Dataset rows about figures
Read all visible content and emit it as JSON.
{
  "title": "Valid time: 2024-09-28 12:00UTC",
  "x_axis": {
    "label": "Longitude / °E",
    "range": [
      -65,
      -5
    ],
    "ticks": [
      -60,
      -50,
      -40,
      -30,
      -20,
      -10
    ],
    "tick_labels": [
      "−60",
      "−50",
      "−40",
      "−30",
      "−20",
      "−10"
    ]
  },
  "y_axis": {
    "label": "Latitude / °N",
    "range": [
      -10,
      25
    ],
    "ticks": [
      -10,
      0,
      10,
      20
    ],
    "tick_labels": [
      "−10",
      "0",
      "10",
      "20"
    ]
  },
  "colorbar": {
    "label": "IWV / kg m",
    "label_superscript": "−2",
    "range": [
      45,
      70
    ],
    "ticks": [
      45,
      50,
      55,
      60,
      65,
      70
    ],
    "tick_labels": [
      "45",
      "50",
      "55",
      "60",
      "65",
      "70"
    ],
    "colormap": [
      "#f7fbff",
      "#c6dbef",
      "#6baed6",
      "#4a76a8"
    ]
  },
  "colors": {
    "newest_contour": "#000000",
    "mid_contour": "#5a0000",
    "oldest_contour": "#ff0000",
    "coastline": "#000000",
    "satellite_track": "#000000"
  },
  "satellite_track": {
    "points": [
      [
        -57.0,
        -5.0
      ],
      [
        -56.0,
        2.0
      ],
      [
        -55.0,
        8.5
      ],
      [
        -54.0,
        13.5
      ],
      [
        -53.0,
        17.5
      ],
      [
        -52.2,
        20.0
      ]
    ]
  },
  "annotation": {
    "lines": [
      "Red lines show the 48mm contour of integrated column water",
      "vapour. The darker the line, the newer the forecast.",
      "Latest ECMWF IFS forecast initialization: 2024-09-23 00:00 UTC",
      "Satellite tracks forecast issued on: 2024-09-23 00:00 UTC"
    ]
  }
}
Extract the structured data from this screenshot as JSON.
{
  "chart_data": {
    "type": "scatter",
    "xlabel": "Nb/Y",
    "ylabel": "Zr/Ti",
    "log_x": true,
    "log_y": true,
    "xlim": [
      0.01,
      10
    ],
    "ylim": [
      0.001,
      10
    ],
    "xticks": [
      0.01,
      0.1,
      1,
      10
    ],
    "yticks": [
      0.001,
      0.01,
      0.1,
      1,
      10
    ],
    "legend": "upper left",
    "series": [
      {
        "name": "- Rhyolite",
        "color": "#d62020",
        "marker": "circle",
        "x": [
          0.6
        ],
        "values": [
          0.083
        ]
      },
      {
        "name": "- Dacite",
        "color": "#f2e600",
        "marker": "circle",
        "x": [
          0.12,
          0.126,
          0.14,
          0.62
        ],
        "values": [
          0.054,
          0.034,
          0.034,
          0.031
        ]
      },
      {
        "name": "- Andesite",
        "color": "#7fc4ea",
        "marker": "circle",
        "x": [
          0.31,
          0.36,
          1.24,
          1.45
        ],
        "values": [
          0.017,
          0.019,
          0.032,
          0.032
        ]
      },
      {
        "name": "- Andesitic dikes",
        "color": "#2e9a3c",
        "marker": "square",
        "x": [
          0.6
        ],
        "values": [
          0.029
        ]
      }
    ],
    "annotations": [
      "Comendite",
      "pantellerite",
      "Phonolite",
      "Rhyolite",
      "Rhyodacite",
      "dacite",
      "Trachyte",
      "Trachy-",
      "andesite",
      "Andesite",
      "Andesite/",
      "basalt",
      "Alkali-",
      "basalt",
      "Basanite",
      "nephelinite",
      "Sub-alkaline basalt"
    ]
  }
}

▶ What is being asked
Go through the listing and copy all of it exactly.

▶ Exercise result
Read all visible content and emit it as JSON.
{
  "title": "Valid time: 2024-09-28 12:00UTC",
  "x_axis": {
    "label": "Longitude / °E",
    "range": [
      -65,
      -5
    ],
    "ticks": [
      -60,
      -50,
      -40,
      -30,
      -20,
      -10
    ],
    "tick_labels": [
      "−60",
      "−50",
      "−40",
      "−30",
      "−20",
      "−10"
    ]
  },
  "y_axis": {
    "label": "Latitude / °N",
    "range": [
      -10,
      25
    ],
    "ticks": [
      -10,
      0,
      10,
      20
    ],
    "tick_labels": [
      "−10",
      "0",
      "10",
      "20"
    ]
  },
  "colorbar": {
    "label": "IWV / kg m",
    "label_superscript": "−2",
    "range": [
      45,
      70
    ],
    "ticks": [
      45,
      50,
      55,
      60,
      65,
      70
    ],
    "tick_labels": [
      "45",
      "50",
      "55",
      "60",
      "65",
      "70"
    ],
    "colormap": [
      "#f7fbff",
      "#c6dbef",
      "#6baed6",
      "#4a76a8"
    ]
  },
  "colors": {
    "newest_contour": "#000000",
    "mid_contour": "#5a0000",
    "oldest_contour": "#ff0000",
    "coastline": "#000000",
    "satellite_track": "#000000"
  },
  "satellite_track": {
    "points": [
      [
        -57.0,
        -5.0
      ],
      [
        -56.0,
        2.0
      ],
      [
        -55.0,
        8.5
      ],
      [
        -54.0,
        13.5
      ],
      [
        -53.0,
        17.5
      ],
      [
        -52.2,
        20.0
      ]
    ]
  },
  "annotation": {
    "lines": [
      "Red lines show the 48mm contour of integrated column water",
      "vapour. The darker the line, the newer the forecast.",
      "Latest ECMWF IFS forecast initialization: 2024-09-23 00:00 UTC",
      "Satellite tracks forecast issued on: 2024-09-23 00:00 UTC"
    ]
  }
}
Extract the structured data from this screenshot as JSON.
{
  "chart_data": {
    "type": "scatter",
    "xlabel": "Nb/Y",
    "ylabel": "Zr/Ti",
    "log_x": true,
    "log_y": true,
    "xlim": [
      0.01,
      10
    ],
    "ylim": [
      0.001,
      10
    ],
    "xticks": [
      0.01,
      0.1,
      1,
      10
    ],
    "yticks": [
      0.001,
      0.01,
      0.1,
      1,
      10
    ],
    "legend": "upper left",
    "series": [
      {
        "name": "- Rhyolite",
        "color": "#d62020",
        "marker": "circle",
        "x": [
          0.6
        ],
        "values": [
          0.083
        ]
      },
      {
        "name": "- Dacite",
        "color": "#f2e600",
        "marker": "circle",
        "x": [
          0.12,
          0.126,
          0.14,
          0.62
        ],
        "values": [
          0.054,
          0.034,
          0.034,
          0.031
        ]
      },
      {
        "name": "- Andesite",
        "color": "#7fc4ea",
        "marker": "circle",
        "x": [
          0.31,
          0.36,
          1.24,
          1.45
        ],
        "values": [
          0.017,
          0.019,
          0.032,
          0.032
        ]
      },
      {
        "name": "- Andesitic dikes",
        "color": "#2e9a3c",
        "marker": "square",
        "x": [
          0.6
        ],
        "values": [
          0.029
        ]
      }
    ],
    "annotations": [
      "Comendite",
      "pantellerite",
      "Phonolite",
      "Rhyolite",
      "Rhyodacite",
      "dacite",
      "Trachyte",
      "Trachy-",
      "andesite",
      "Andesite",
      "Andesite/",
      "basalt",
      "Alkali-",
      "basalt",
      "Basanite",
      "nephelinite",
      "Sub-alkaline basalt"
    ]
  }
}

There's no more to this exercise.